[Your instructions] Examine the records and identify each line that includes the string "资料来源". Copy those lines.

[Records to process]
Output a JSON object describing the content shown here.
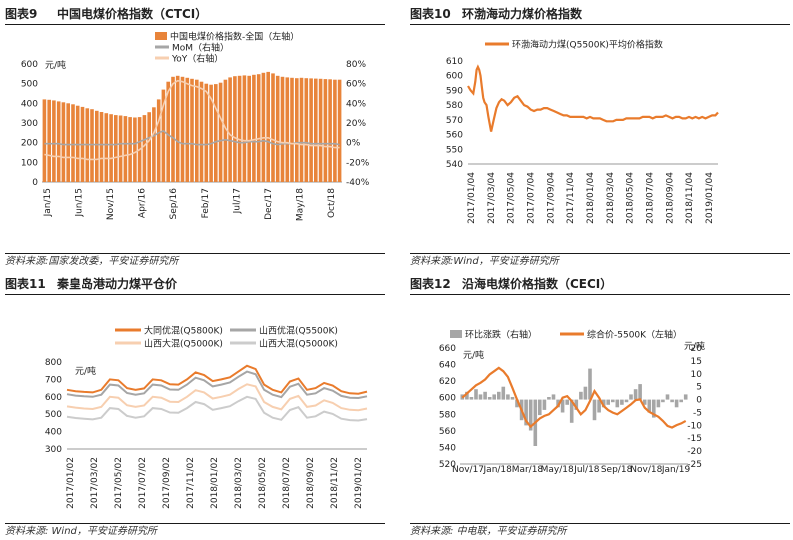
{
  "colors": {
    "orange": "#e97b2c",
    "peach": "#f2b48a",
    "lightpeach": "#f7cfb0",
    "gray": "#a6a6a6",
    "lightgray": "#cccccc",
    "barorange": "#e8843a"
  },
  "chart_data": [
    {
      "type": "bar",
      "fig_label": "图表9",
      "title": "中国电煤价格指数（CTCI）",
      "source": "资料来源:国家发改委，平安证券研究所",
      "unit_left": "元/吨",
      "yleft_ticks": [
        "0",
        "50",
        "100",
        "150",
        "200",
        "250",
        "300",
        "350",
        "400",
        "450",
        "500",
        "550",
        "600"
      ],
      "yright_ticks": [
        "-40%",
        "-20%",
        "0%",
        "20%",
        "40%",
        "60%",
        "80%"
      ],
      "ylim_left": [
        0,
        600
      ],
      "ylim_right": [
        -40,
        80
      ],
      "x_ticks": [
        "Jan/15",
        "Jun/15",
        "Nov/15",
        "Apr/16",
        "Sep/16",
        "Feb/17",
        "Jul/17",
        "Dec/17",
        "May/18",
        "Oct/18"
      ],
      "legend": [
        "中国电煤价格指数-全国（左轴）",
        "MoM（右轴）",
        "YoY（右轴）"
      ],
      "legend_position": "top",
      "bar_values": [
        420,
        418,
        415,
        410,
        405,
        400,
        395,
        388,
        382,
        375,
        370,
        362,
        356,
        350,
        345,
        340,
        338,
        335,
        330,
        328,
        330,
        340,
        355,
        380,
        420,
        470,
        510,
        535,
        540,
        535,
        530,
        525,
        520,
        510,
        500,
        495,
        498,
        505,
        520,
        532,
        538,
        540,
        542,
        540,
        545,
        548,
        555,
        560,
        552,
        540,
        535,
        532,
        530,
        528,
        530,
        528,
        527,
        526,
        525,
        523,
        522,
        520,
        520
      ],
      "series": [
        {
          "name": "MoM（右轴）",
          "values": [
            -1,
            -1,
            -1,
            -1,
            -2,
            -2,
            -2,
            -2,
            -2,
            -2,
            -2,
            -2,
            -2,
            -2,
            -2,
            -2,
            -1,
            -1,
            -1,
            -1,
            1,
            3,
            5,
            7,
            10,
            12,
            8,
            5,
            1,
            -1,
            -1,
            -1,
            -2,
            -2,
            -2,
            -1,
            1,
            2,
            3,
            2,
            1,
            0,
            0,
            1,
            1,
            1,
            2,
            1,
            -1,
            -2,
            -1,
            -1,
            -1,
            0,
            0,
            0,
            -1,
            -1,
            -1,
            -1,
            -1,
            -1,
            -2
          ]
        },
        {
          "name": "YoY（右轴）",
          "values": [
            -12,
            -13,
            -14,
            -14,
            -15,
            -15,
            -15,
            -16,
            -16,
            -17,
            -17,
            -17,
            -16,
            -16,
            -16,
            -15,
            -14,
            -13,
            -12,
            -10,
            -7,
            -3,
            2,
            10,
            22,
            38,
            52,
            60,
            63,
            62,
            60,
            58,
            57,
            55,
            52,
            45,
            35,
            25,
            15,
            8,
            5,
            3,
            2,
            2,
            3,
            4,
            5,
            5,
            3,
            1,
            0,
            0,
            -1,
            -1,
            -2,
            -2,
            -3,
            -3,
            -3,
            -4,
            -4,
            -5,
            -5
          ]
        }
      ]
    },
    {
      "type": "line",
      "fig_label": "图表10",
      "title": "环渤海动力煤价格指数",
      "source": "资料来源:Wind，平安证券研究所",
      "legend": [
        "环渤海动力煤(Q5500K)平均价格指数"
      ],
      "y_ticks": [
        "540",
        "550",
        "560",
        "570",
        "580",
        "590",
        "600",
        "610"
      ],
      "ylim": [
        540,
        610
      ],
      "x_ticks": [
        "2017/01/04",
        "2017/03/04",
        "2017/05/04",
        "2017/07/04",
        "2017/09/04",
        "2017/11/04",
        "2018/01/04",
        "2018/03/04",
        "2018/05/04",
        "2018/07/04",
        "2018/09/04",
        "2018/11/04",
        "2019/01/04"
      ],
      "x": [
        0,
        8,
        16,
        22,
        26,
        30,
        34,
        38,
        42,
        46,
        50,
        56,
        62,
        70,
        78,
        86,
        94,
        102,
        110,
        120,
        130,
        140,
        150,
        160,
        170,
        180,
        190,
        200,
        210,
        220,
        230,
        240,
        250,
        260,
        270,
        280,
        290,
        300,
        310,
        320,
        330,
        340,
        350,
        360,
        370,
        380,
        390,
        400,
        410,
        420,
        430,
        440,
        450,
        460,
        470,
        480,
        490,
        500,
        510,
        520,
        530,
        540,
        550,
        560,
        570,
        580,
        590,
        600,
        610,
        620,
        630,
        640,
        650,
        660,
        670,
        680,
        690,
        700,
        710,
        720,
        730,
        740,
        750,
        758
      ],
      "values": [
        593,
        590,
        588,
        596,
        604,
        606,
        604,
        600,
        592,
        585,
        582,
        580,
        572,
        562,
        570,
        578,
        582,
        584,
        583,
        580,
        582,
        585,
        586,
        583,
        580,
        579,
        577,
        576,
        577,
        577,
        578,
        578,
        577,
        576,
        575,
        574,
        573,
        573,
        572,
        572,
        572,
        572,
        572,
        571,
        572,
        571,
        571,
        571,
        570,
        569,
        569,
        569,
        570,
        570,
        570,
        571,
        571,
        571,
        571,
        571,
        572,
        572,
        572,
        571,
        572,
        572,
        572,
        573,
        572,
        571,
        572,
        572,
        571,
        571,
        572,
        571,
        572,
        571,
        572,
        571,
        572,
        573,
        573,
        575
      ]
    },
    {
      "type": "line",
      "fig_label": "图表11",
      "title": "秦皇岛港动力煤平仓价",
      "source": "资料来源: Wind，平安证券研究所",
      "unit": "元/吨",
      "legend": [
        "大同优混(Q5800K)",
        "山西优混(Q5500K)",
        "山西大混(Q5000K)",
        "山西大混(Q5000K)"
      ],
      "y_ticks": [
        "300",
        "400",
        "500",
        "600",
        "700",
        "800"
      ],
      "ylim": [
        300,
        800
      ],
      "x_ticks": [
        "2017/01/02",
        "2017/03/02",
        "2017/05/02",
        "2017/07/02",
        "2017/09/02",
        "2017/11/02",
        "2018/01/02",
        "2018/03/02",
        "2018/05/02",
        "2018/07/02",
        "2018/09/02",
        "2018/11/02",
        "2019/01/02"
      ],
      "series": [
        {
          "name": "大同优混(Q5800K)",
          "values": [
            640,
            632,
            628,
            625,
            640,
            700,
            695,
            650,
            640,
            648,
            700,
            695,
            672,
            670,
            700,
            740,
            725,
            690,
            700,
            712,
            745,
            778,
            760,
            670,
            640,
            625,
            688,
            705,
            640,
            650,
            680,
            665,
            632,
            620,
            618,
            630
          ]
        },
        {
          "name": "山西优混(Q5500K)",
          "values": [
            615,
            607,
            603,
            600,
            612,
            670,
            665,
            622,
            612,
            620,
            670,
            665,
            642,
            640,
            670,
            710,
            695,
            660,
            670,
            682,
            715,
            745,
            730,
            640,
            612,
            598,
            658,
            675,
            612,
            620,
            650,
            635,
            605,
            595,
            593,
            603
          ]
        },
        {
          "name": "山西大混(Q5000K)",
          "values": [
            545,
            538,
            533,
            530,
            542,
            600,
            595,
            552,
            542,
            550,
            600,
            595,
            572,
            570,
            600,
            638,
            625,
            590,
            600,
            612,
            645,
            672,
            660,
            570,
            542,
            528,
            588,
            605,
            542,
            550,
            580,
            565,
            535,
            525,
            523,
            533
          ]
        },
        {
          "name": "山西大混(Q5000K)",
          "values": [
            485,
            478,
            474,
            470,
            480,
            535,
            530,
            490,
            480,
            488,
            535,
            530,
            510,
            508,
            535,
            570,
            558,
            525,
            535,
            546,
            575,
            600,
            588,
            508,
            480,
            468,
            524,
            540,
            480,
            488,
            515,
            502,
            474,
            466,
            464,
            472
          ]
        }
      ]
    },
    {
      "type": "bar",
      "fig_label": "图表12",
      "title": "沿海电煤价格指数（CECI）",
      "source": "资料来源: 中电联，平安证券研究所",
      "unit_left": "元/吨",
      "unit_right": "元/吨",
      "legend": [
        "环比涨跌（右轴）",
        "综合价-5500K（左轴）"
      ],
      "yleft_ticks": [
        "520",
        "540",
        "560",
        "580",
        "600",
        "620",
        "640",
        "660"
      ],
      "yright_ticks": [
        "-25",
        "-20",
        "-15",
        "-10",
        "-5",
        "0",
        "5",
        "10",
        "15",
        "20"
      ],
      "ylim_left": [
        520,
        660
      ],
      "ylim_right": [
        -25,
        20
      ],
      "x_ticks": [
        "Nov/17",
        "Jan/18",
        "Mar/18",
        "May/18",
        "Jul/18",
        "Sep/18",
        "Nov/18",
        "Jan/19"
      ],
      "bar_values": [
        2,
        3,
        1,
        4,
        2,
        3,
        1,
        2,
        3,
        5,
        2,
        1,
        -3,
        -8,
        -10,
        -12,
        -18,
        -6,
        -4,
        1,
        2,
        -3,
        -5,
        -2,
        -9,
        -4,
        3,
        5,
        12,
        -8,
        -5,
        -3,
        -2,
        -1,
        -3,
        -2,
        -1,
        2,
        4,
        6,
        -2,
        -5,
        -7,
        -3,
        -1,
        2,
        -1,
        -3,
        -1,
        2
      ],
      "series": [
        {
          "name": "综合价-5500K（左轴）",
          "values": [
            600,
            605,
            610,
            615,
            618,
            622,
            628,
            632,
            636,
            632,
            625,
            612,
            598,
            585,
            572,
            565,
            570,
            575,
            578,
            580,
            585,
            590,
            600,
            602,
            596,
            588,
            580,
            585,
            596,
            608,
            600,
            590,
            585,
            582,
            580,
            584,
            588,
            592,
            597,
            598,
            588,
            583,
            580,
            577,
            572,
            566,
            564,
            567,
            569,
            572
          ]
        }
      ]
    }
  ]
}
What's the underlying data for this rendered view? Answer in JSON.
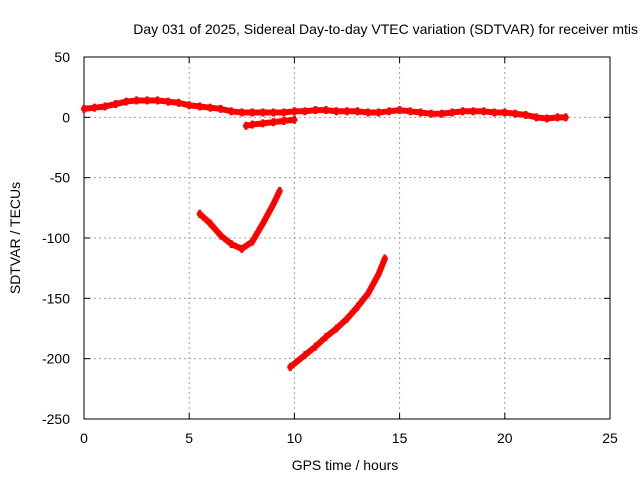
{
  "chart_data": {
    "type": "scatter",
    "title": "Day 031 of 2025, Sidereal Day-to-day VTEC variation (SDTVAR) for receiver mtis",
    "xlabel": "GPS time / hours",
    "ylabel": "SDTVAR / TECUs",
    "xlim": [
      0,
      25
    ],
    "ylim": [
      -250,
      50
    ],
    "xticks": [
      "0",
      "5",
      "10",
      "15",
      "20",
      "25"
    ],
    "yticks": [
      "50",
      "0",
      "-50",
      "-100",
      "-150",
      "-200",
      "-250"
    ],
    "grid": true,
    "series": [
      {
        "color": "#ff0000",
        "points": [
          [
            0.0,
            7
          ],
          [
            0.5,
            8
          ],
          [
            1.0,
            9
          ],
          [
            1.5,
            11
          ],
          [
            2.0,
            13
          ],
          [
            2.5,
            14
          ],
          [
            3.0,
            14
          ],
          [
            3.5,
            14
          ],
          [
            4.0,
            13
          ],
          [
            4.5,
            12
          ],
          [
            5.0,
            10
          ],
          [
            5.5,
            9
          ],
          [
            6.0,
            8
          ],
          [
            6.5,
            7
          ],
          [
            7.0,
            5
          ],
          [
            7.5,
            4
          ],
          [
            8.0,
            4
          ],
          [
            8.5,
            4
          ],
          [
            9.0,
            4
          ],
          [
            9.5,
            4
          ],
          [
            10.0,
            5
          ],
          [
            10.5,
            5
          ],
          [
            11.0,
            6
          ],
          [
            11.5,
            6
          ],
          [
            12.0,
            5
          ],
          [
            12.5,
            5
          ],
          [
            13.0,
            5
          ],
          [
            13.5,
            4
          ],
          [
            14.0,
            4
          ],
          [
            14.5,
            5
          ],
          [
            15.0,
            6
          ],
          [
            15.5,
            5
          ],
          [
            16.0,
            4
          ],
          [
            16.5,
            3
          ],
          [
            17.0,
            3
          ],
          [
            17.5,
            4
          ],
          [
            18.0,
            5
          ],
          [
            18.5,
            5
          ],
          [
            19.0,
            5
          ],
          [
            19.5,
            4
          ],
          [
            20.0,
            4
          ],
          [
            20.5,
            3
          ],
          [
            21.0,
            2
          ],
          [
            21.5,
            0
          ],
          [
            22.0,
            -1
          ],
          [
            22.5,
            0
          ],
          [
            22.9,
            0
          ]
        ]
      },
      {
        "color": "#ff0000",
        "points": [
          [
            7.7,
            -7
          ],
          [
            8.0,
            -6
          ],
          [
            8.5,
            -5
          ],
          [
            9.0,
            -4
          ],
          [
            9.5,
            -3
          ],
          [
            10.0,
            -2
          ]
        ]
      },
      {
        "color": "#ff0000",
        "points": [
          [
            5.5,
            -80
          ],
          [
            6.0,
            -88
          ],
          [
            6.5,
            -98
          ],
          [
            7.0,
            -105
          ],
          [
            7.5,
            -109
          ],
          [
            8.0,
            -103
          ],
          [
            8.5,
            -88
          ],
          [
            9.0,
            -72
          ],
          [
            9.3,
            -61
          ]
        ]
      },
      {
        "color": "#ff0000",
        "points": [
          [
            9.8,
            -207
          ],
          [
            10.5,
            -197
          ],
          [
            11.0,
            -190
          ],
          [
            11.5,
            -182
          ],
          [
            12.0,
            -175
          ],
          [
            12.5,
            -167
          ],
          [
            13.0,
            -157
          ],
          [
            13.5,
            -146
          ],
          [
            14.0,
            -130
          ],
          [
            14.3,
            -117
          ]
        ]
      }
    ]
  }
}
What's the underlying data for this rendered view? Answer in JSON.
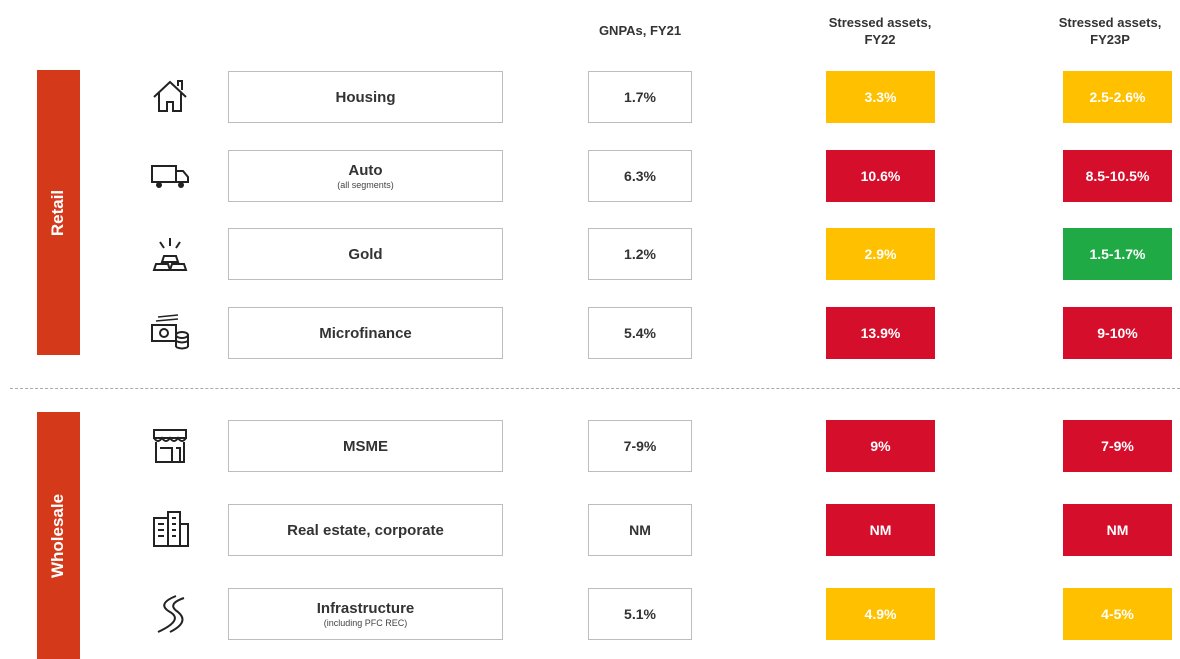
{
  "header": {
    "gnpa": "GNPAs, FY21",
    "fy22": "Stressed assets,\nFY22",
    "fy23": "Stressed assets,\nFY23P"
  },
  "groups": [
    {
      "name": "Retail",
      "rows": [
        {
          "label": "Housing",
          "gnpa": "1.7%",
          "fy22": {
            "value": "3.3%",
            "color": "#ffc000"
          },
          "fy23": {
            "value": "2.5-2.6%",
            "color": "#ffc000"
          }
        },
        {
          "label": "Auto",
          "note": "(all segments)",
          "gnpa": "6.3%",
          "fy22": {
            "value": "10.6%",
            "color": "#d50e2c"
          },
          "fy23": {
            "value": "8.5-10.5%",
            "color": "#d50e2c"
          }
        },
        {
          "label": "Gold",
          "gnpa": "1.2%",
          "fy22": {
            "value": "2.9%",
            "color": "#ffc000"
          },
          "fy23": {
            "value": "1.5-1.7%",
            "color": "#1faa45"
          }
        },
        {
          "label": "Microfinance",
          "gnpa": "5.4%",
          "fy22": {
            "value": "13.9%",
            "color": "#d50e2c"
          },
          "fy23": {
            "value": "9-10%",
            "color": "#d50e2c"
          }
        }
      ]
    },
    {
      "name": "Wholesale",
      "rows": [
        {
          "label": "MSME",
          "gnpa": "7-9%",
          "fy22": {
            "value": "9%",
            "color": "#d50e2c"
          },
          "fy23": {
            "value": "7-9%",
            "color": "#d50e2c"
          }
        },
        {
          "label": "Real estate, corporate",
          "gnpa": "NM",
          "fy22": {
            "value": "NM",
            "color": "#d50e2c"
          },
          "fy23": {
            "value": "NM",
            "color": "#d50e2c"
          }
        },
        {
          "label": "Infrastructure",
          "note": "(including PFC REC)",
          "gnpa": "5.1%",
          "fy22": {
            "value": "4.9%",
            "color": "#ffc000"
          },
          "fy23": {
            "value": "4-5%",
            "color": "#ffc000"
          }
        }
      ]
    }
  ]
}
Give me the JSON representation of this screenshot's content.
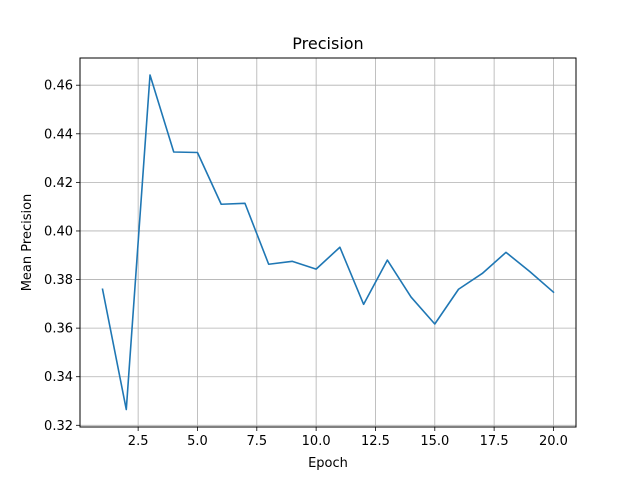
{
  "chart_data": {
    "type": "line",
    "title": "Precision",
    "xlabel": "Epoch",
    "ylabel": "Mean Precision",
    "grid": true,
    "xlim": [
      0.05,
      20.95
    ],
    "ylim": [
      0.3193,
      0.4712
    ],
    "x_ticks": [
      2.5,
      5.0,
      7.5,
      10.0,
      12.5,
      15.0,
      17.5,
      20.0
    ],
    "x_tick_labels": [
      "2.5",
      "5.0",
      "7.5",
      "10.0",
      "12.5",
      "15.0",
      "17.5",
      "20.0"
    ],
    "y_ticks": [
      0.32,
      0.34,
      0.36,
      0.38,
      0.4,
      0.42,
      0.44,
      0.46
    ],
    "y_tick_labels": [
      "0.32",
      "0.34",
      "0.36",
      "0.38",
      "0.40",
      "0.42",
      "0.44",
      "0.46"
    ],
    "series": [
      {
        "color": "#1f77b4",
        "x": [
          1,
          2,
          3,
          4,
          5,
          6,
          7,
          8,
          9,
          10,
          11,
          12,
          13,
          14,
          15,
          16,
          17,
          18,
          19,
          20
        ],
        "values": [
          0.376,
          0.3265,
          0.4642,
          0.4325,
          0.4323,
          0.411,
          0.4114,
          0.3863,
          0.3875,
          0.3843,
          0.3933,
          0.3698,
          0.388,
          0.3728,
          0.3617,
          0.376,
          0.3825,
          0.3912,
          0.3833,
          0.3748
        ]
      }
    ]
  }
}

[Solution]
      "source": "资料来源:国家发改委，平安证券研究所",
      "source": "资料来源:Wind，平安证券研究所",
      "source": "资料来源: Wind，平安证券研究所",
      "source": "资料来源: 中电联，平安证券研究所",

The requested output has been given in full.